- [SUPPLIED MATERIAL]:
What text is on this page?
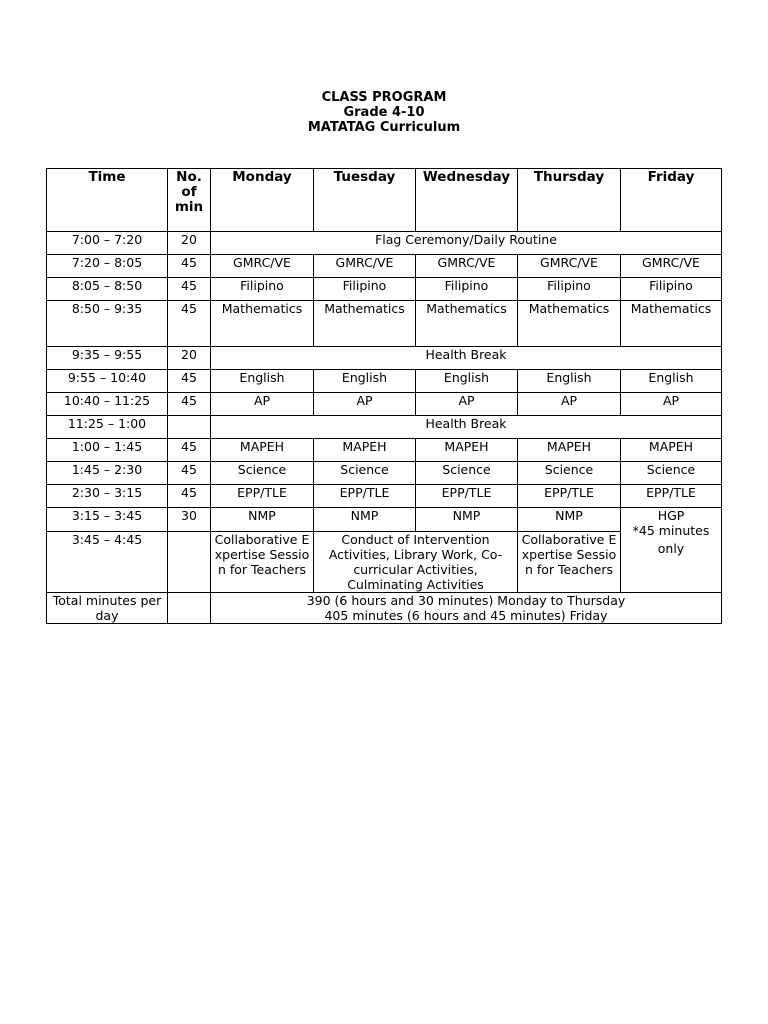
CLASS PROGRAM
Grade 4-10
MATATAG Curriculum
Time	No. of min	Monday	Tuesday	Wednesday	Thursday	Friday
7:00 – 7:20	20	Flag Ceremony/Daily Routine				
7:20 – 8:05	45	GMRC/VE	GMRC/VE	GMRC/VE	GMRC/VE	GMRC/VE
8:05 – 8:50	45	Filipino	Filipino	Filipino	Filipino	Filipino
8:50 – 9:35	45	Mathematics	Mathematics	Mathematics	Mathematics	Mathematics
9:35 – 9:55	20	Health Break				
9:55 – 10:40	45	English	English	English	English	English
10:40 – 11:25	45	AP	AP	AP	AP	AP
11:25 – 1:00		Health Break				
1:00 – 1:45	45	MAPEH	MAPEH	MAPEH	MAPEH	MAPEH
1:45 – 2:30	45	Science	Science	Science	Science	Science
2:30 – 3:15	45	EPP/TLE	EPP/TLE	EPP/TLE	EPP/TLE	EPP/TLE
3:15 – 3:45	30	NMP	NMP	NMP	NMP	HGP
*45 minutes
only

3:45 – 4:45		Collaborative Expertise Session for Teachers	Conduct of Intervention Activities, Library Work, Co-curricular Activities, Culminating Activities		Collaborative Expertise Session for Teachers	
Total minutes per day		390 (6 hours and 30 minutes) Monday to Thursday
405 minutes (6 hours and 45 minutes) Friday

- [THE PROBLEM]: Sift the material for lines with the string "Break". Copy each one found.

- [THE ANSWER]:
9:35 – 9:55	20	Health Break				
11:25 – 1:00		Health Break				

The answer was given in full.